| THE REQUEST |
Gather, from the listing beneath this task, every line holding the string "Kejadian".

........

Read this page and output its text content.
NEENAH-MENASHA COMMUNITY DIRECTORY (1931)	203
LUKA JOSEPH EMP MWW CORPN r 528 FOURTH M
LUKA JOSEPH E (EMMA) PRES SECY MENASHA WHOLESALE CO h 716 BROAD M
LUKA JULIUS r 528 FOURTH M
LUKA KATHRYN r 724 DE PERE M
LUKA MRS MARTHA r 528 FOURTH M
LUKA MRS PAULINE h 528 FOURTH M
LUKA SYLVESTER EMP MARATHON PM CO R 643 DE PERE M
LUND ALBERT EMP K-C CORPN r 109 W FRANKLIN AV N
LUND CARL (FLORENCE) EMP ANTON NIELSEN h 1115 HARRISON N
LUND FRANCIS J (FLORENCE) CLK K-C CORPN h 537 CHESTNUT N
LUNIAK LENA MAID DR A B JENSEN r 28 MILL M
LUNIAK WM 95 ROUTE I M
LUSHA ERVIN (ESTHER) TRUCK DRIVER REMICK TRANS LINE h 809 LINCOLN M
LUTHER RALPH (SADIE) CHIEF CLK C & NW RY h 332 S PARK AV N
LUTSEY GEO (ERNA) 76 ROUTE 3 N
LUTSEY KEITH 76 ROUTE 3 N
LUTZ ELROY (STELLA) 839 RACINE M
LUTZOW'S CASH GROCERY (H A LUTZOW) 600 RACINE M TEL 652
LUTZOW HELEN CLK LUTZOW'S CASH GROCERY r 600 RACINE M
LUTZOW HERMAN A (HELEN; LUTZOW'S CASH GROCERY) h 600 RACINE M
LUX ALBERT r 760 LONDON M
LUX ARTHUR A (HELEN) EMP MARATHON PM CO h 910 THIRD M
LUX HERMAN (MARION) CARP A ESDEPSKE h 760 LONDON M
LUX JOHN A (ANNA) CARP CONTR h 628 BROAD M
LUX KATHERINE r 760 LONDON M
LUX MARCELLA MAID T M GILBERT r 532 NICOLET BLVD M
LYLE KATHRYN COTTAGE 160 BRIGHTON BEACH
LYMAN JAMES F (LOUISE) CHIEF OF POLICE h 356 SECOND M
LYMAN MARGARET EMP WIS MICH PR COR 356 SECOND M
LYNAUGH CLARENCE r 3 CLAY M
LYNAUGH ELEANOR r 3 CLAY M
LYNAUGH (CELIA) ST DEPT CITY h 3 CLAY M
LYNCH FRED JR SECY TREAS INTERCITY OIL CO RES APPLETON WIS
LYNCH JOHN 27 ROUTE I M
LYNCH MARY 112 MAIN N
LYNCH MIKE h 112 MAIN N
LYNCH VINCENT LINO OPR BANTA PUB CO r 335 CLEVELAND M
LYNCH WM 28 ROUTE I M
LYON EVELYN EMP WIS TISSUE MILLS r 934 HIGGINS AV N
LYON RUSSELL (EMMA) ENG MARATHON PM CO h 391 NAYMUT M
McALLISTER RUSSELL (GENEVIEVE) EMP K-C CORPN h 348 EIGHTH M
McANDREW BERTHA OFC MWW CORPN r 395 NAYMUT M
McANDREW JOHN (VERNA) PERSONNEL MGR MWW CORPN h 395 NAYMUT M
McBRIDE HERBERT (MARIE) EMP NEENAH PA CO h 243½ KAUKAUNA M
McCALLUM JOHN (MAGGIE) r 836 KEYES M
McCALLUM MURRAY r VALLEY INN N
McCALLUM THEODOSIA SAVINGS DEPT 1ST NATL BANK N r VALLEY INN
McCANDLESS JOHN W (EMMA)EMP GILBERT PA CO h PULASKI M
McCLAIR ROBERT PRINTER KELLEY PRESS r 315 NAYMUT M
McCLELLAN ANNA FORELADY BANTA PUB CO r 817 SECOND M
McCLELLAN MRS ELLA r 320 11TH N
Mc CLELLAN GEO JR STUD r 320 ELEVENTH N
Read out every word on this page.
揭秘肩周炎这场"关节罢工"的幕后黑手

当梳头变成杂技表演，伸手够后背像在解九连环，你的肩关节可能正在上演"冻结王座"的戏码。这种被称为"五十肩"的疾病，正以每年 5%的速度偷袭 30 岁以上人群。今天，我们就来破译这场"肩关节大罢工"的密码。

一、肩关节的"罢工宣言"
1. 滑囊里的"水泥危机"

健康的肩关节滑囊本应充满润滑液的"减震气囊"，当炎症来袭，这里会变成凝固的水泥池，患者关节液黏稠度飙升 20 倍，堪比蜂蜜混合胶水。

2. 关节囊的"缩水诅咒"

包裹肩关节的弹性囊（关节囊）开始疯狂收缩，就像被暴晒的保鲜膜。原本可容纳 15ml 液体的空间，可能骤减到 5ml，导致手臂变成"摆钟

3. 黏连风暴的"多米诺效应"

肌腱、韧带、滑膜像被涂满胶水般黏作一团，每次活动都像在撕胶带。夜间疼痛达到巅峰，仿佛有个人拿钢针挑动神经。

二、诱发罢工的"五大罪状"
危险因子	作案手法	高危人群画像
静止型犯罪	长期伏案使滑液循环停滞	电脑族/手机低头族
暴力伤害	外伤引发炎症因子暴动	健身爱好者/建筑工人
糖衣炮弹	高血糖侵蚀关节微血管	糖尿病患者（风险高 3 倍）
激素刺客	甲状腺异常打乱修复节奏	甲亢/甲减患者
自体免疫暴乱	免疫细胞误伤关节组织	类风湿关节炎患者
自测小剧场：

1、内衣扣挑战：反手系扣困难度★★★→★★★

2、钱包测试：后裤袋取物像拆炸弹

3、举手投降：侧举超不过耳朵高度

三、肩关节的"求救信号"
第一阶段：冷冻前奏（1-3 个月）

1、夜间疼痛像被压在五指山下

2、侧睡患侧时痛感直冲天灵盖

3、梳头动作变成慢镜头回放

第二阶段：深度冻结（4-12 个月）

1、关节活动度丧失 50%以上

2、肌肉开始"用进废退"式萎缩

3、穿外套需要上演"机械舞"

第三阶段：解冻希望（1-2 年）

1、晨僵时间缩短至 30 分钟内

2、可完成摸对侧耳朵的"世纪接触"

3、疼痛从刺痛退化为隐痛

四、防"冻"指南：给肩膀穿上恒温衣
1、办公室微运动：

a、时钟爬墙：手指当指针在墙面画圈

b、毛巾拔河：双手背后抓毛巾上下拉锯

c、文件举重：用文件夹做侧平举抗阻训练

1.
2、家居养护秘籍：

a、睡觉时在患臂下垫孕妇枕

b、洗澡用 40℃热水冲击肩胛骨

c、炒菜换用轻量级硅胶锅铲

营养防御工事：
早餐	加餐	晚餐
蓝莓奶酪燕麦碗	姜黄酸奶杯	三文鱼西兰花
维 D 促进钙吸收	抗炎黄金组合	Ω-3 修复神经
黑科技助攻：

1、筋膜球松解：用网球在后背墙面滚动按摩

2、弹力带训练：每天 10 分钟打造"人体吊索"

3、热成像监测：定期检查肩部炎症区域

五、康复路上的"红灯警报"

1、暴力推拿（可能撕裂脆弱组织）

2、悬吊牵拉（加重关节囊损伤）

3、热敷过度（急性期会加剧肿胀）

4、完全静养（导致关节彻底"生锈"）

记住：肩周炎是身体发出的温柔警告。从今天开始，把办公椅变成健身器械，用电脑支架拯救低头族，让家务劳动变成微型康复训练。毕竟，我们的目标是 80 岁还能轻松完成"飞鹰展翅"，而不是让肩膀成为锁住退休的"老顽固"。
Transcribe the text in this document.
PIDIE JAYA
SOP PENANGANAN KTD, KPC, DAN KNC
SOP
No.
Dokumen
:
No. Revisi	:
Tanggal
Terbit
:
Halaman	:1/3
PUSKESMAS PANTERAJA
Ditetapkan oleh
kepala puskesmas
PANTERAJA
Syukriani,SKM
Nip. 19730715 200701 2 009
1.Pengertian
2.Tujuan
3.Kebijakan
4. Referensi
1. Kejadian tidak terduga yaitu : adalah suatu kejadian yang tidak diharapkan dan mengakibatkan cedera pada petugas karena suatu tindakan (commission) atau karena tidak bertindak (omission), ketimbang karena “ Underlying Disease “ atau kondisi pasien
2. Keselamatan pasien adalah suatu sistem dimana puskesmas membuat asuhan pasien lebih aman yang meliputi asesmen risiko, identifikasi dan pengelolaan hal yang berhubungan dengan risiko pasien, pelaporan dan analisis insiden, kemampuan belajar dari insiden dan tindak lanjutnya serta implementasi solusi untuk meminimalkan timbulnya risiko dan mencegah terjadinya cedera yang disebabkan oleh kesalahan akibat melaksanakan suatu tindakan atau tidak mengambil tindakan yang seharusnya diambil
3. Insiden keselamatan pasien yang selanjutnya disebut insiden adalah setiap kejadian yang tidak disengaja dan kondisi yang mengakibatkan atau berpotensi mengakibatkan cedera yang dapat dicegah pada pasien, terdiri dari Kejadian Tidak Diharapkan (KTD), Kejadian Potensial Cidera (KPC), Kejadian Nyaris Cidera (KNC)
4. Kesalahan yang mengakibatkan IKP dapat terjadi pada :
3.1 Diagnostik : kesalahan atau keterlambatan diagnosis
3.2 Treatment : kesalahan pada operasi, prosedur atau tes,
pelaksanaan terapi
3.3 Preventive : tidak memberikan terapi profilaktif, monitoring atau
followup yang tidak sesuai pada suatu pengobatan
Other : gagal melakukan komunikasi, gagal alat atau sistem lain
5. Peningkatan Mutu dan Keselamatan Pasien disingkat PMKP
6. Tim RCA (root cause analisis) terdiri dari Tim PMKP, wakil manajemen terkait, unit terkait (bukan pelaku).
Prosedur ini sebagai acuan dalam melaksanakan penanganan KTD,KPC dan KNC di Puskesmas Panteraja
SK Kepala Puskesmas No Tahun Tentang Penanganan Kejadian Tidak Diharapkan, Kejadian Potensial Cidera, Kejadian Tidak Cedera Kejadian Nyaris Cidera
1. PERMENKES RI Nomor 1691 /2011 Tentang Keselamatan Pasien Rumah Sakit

........

| WRITTEN RESPONSE |
1. Kejadian tidak terduga yaitu : adalah suatu kejadian yang tidak diharapkan dan mengakibatkan cedera pada petugas karena suatu tindakan (commission) atau karena tidak bertindak (omission), ketimbang karena “ Underlying Disease “ atau kondisi pasien
3. Insiden keselamatan pasien yang selanjutnya disebut insiden adalah setiap kejadian yang tidak disengaja dan kondisi yang mengakibatkan atau berpotensi mengakibatkan cedera yang dapat dicegah pada pasien, terdiri dari Kejadian Tidak Diharapkan (KTD), Kejadian Potensial Cidera (KPC), Kejadian Nyaris Cidera (KNC)
SK Kepala Puskesmas No Tahun Tentang Penanganan Kejadian Tidak Diharapkan, Kejadian Potensial Cidera, Kejadian Tidak Cedera Kejadian Nyaris Cidera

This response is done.